◆ Supplied data ◆
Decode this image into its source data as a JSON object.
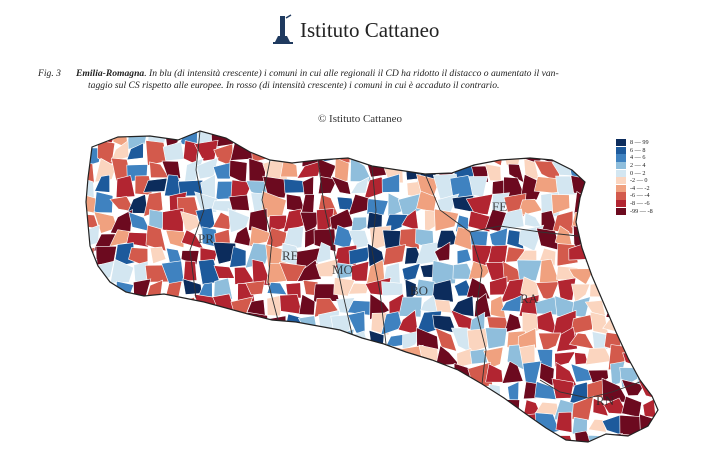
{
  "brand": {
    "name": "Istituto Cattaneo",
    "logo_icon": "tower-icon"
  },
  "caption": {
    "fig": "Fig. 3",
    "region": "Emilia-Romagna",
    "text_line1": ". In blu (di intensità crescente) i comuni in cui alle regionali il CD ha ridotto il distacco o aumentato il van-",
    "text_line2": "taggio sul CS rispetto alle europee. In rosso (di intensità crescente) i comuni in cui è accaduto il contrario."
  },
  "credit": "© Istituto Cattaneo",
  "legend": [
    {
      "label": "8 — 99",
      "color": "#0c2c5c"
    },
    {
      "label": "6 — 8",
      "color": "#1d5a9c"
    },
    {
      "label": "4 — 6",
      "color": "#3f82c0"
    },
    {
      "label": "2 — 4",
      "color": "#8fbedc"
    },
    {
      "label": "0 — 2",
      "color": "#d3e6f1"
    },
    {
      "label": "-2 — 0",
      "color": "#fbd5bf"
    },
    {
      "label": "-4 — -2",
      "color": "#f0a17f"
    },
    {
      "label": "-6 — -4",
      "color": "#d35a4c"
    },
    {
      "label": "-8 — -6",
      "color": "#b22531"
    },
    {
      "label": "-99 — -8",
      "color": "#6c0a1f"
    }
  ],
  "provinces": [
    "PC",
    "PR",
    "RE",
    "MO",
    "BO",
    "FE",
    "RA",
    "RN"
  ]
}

◆ Task objective ◆
Set down the lines of the records above exactly, apart from the pictures.

◆ Answer to this task ◆
Decode this image into its source data as a JSON object.
{
  "brand": {
    "name": "Istituto Cattaneo",
    "logo_icon": "tower-icon"
  },
  "caption": {
    "fig": "Fig. 3",
    "region": "Emilia-Romagna",
    "text_line1": ". In blu (di intensità crescente) i comuni in cui alle regionali il CD ha ridotto il distacco o aumentato il van-",
    "text_line2": "taggio sul CS rispetto alle europee. In rosso (di intensità crescente) i comuni in cui è accaduto il contrario."
  },
  "credit": "© Istituto Cattaneo",
  "legend": [
    {
      "label": "8 — 99",
      "color": "#0c2c5c"
    },
    {
      "label": "6 — 8",
      "color": "#1d5a9c"
    },
    {
      "label": "4 — 6",
      "color": "#3f82c0"
    },
    {
      "label": "2 — 4",
      "color": "#8fbedc"
    },
    {
      "label": "0 — 2",
      "color": "#d3e6f1"
    },
    {
      "label": "-2 — 0",
      "color": "#fbd5bf"
    },
    {
      "label": "-4 — -2",
      "color": "#f0a17f"
    },
    {
      "label": "-6 — -4",
      "color": "#d35a4c"
    },
    {
      "label": "-8 — -6",
      "color": "#b22531"
    },
    {
      "label": "-99 — -8",
      "color": "#6c0a1f"
    }
  ],
  "provinces": [
    "PC",
    "PR",
    "RE",
    "MO",
    "BO",
    "FE",
    "RA",
    "RN"
  ]
}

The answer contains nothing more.